#### Data entries ####

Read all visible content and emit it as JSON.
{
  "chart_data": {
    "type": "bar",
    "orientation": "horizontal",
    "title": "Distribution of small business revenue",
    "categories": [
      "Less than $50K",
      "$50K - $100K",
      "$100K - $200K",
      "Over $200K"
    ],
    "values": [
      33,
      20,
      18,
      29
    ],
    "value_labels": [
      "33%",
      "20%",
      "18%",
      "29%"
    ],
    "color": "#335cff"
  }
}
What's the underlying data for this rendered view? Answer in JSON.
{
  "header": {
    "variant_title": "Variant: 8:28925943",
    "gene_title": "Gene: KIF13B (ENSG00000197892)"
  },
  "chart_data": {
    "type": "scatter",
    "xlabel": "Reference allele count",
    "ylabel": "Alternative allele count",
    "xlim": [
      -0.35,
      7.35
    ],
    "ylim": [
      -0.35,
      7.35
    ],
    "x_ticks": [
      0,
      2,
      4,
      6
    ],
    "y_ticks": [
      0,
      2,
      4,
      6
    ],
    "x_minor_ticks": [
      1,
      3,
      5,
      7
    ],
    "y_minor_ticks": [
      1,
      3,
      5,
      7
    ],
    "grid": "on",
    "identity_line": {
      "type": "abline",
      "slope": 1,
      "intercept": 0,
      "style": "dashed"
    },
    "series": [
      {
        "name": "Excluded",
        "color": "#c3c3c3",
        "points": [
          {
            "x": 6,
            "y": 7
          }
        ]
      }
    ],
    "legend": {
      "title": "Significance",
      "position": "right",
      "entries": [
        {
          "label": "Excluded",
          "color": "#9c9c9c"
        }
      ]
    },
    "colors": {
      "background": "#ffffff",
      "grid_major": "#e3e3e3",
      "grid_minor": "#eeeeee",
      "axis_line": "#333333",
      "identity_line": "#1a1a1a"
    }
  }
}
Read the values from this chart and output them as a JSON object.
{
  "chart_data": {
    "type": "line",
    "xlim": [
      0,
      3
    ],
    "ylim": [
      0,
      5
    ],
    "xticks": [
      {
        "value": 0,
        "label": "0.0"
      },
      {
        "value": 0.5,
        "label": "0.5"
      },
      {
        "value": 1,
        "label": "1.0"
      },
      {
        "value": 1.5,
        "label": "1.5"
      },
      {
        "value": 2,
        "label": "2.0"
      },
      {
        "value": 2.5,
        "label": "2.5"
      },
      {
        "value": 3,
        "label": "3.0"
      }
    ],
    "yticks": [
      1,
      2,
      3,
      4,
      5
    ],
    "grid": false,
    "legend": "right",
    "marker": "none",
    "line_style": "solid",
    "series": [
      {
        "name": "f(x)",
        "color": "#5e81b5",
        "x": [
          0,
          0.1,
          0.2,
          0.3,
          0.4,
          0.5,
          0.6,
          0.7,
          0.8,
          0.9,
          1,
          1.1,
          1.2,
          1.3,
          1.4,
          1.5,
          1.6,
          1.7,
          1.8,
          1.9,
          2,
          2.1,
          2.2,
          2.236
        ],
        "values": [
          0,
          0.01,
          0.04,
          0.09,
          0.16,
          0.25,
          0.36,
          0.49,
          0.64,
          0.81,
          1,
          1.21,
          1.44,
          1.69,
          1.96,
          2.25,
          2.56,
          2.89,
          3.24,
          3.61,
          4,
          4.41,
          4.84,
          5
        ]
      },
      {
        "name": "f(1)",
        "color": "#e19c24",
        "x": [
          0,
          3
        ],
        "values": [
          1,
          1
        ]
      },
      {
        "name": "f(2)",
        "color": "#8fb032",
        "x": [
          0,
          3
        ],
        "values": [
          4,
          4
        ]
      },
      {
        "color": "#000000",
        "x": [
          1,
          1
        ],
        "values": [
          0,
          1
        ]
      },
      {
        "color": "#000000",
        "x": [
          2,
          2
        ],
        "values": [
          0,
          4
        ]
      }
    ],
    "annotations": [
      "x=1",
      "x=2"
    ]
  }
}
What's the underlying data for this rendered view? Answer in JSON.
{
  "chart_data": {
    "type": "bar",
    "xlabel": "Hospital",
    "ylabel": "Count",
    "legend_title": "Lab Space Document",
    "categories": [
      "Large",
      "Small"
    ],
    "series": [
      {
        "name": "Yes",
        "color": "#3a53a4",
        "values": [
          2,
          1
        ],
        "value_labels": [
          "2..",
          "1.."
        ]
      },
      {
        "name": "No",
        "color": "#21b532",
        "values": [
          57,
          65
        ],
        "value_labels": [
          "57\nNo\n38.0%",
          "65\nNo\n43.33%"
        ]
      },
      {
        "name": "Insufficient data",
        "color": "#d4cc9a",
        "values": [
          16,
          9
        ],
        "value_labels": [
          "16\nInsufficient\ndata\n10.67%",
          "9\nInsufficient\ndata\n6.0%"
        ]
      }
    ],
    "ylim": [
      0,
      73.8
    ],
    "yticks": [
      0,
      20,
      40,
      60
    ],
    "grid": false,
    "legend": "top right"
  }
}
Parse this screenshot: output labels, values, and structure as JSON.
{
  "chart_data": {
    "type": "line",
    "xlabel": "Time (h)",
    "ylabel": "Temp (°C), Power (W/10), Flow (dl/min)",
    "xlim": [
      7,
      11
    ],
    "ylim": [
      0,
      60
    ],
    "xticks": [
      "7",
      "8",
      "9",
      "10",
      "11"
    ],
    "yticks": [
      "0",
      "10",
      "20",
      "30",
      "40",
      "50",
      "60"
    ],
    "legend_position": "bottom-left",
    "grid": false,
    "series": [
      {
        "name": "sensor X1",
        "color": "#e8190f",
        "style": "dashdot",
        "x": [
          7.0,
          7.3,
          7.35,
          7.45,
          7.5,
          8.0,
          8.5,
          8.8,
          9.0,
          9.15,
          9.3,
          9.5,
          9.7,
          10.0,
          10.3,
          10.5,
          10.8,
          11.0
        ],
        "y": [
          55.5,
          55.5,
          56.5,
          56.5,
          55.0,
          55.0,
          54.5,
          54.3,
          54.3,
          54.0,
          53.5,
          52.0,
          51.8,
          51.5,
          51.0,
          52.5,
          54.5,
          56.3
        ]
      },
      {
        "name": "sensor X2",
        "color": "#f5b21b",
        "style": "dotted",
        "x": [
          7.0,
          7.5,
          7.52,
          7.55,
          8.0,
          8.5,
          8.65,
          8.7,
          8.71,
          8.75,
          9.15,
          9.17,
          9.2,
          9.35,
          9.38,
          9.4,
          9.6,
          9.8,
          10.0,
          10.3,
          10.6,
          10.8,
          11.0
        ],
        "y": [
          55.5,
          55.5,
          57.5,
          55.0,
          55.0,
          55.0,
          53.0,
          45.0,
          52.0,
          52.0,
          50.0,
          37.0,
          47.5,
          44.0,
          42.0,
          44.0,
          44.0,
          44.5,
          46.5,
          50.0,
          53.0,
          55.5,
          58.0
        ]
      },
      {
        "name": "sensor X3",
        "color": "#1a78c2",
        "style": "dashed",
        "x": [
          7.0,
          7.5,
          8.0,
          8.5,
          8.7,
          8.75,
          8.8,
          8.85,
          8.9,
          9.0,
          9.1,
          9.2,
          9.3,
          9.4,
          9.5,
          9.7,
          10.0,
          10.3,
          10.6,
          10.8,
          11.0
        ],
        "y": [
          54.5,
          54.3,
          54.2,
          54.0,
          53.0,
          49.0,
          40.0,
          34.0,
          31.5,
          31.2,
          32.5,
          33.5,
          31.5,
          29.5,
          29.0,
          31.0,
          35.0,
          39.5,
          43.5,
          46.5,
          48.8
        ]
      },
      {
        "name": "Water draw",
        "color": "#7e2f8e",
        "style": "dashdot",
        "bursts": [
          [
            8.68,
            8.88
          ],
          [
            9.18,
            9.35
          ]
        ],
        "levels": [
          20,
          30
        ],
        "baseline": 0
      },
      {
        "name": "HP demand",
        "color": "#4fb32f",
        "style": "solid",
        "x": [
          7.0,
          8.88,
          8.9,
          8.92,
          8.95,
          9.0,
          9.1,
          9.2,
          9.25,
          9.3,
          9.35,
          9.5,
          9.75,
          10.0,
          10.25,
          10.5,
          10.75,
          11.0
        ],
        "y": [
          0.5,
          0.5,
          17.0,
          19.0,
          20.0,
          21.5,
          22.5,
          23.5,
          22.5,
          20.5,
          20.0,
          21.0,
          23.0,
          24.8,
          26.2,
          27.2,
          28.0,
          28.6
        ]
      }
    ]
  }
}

####

* Description of the task: Provide only the count of lines in the data above that include the string "output".

* Answer to this problem: 2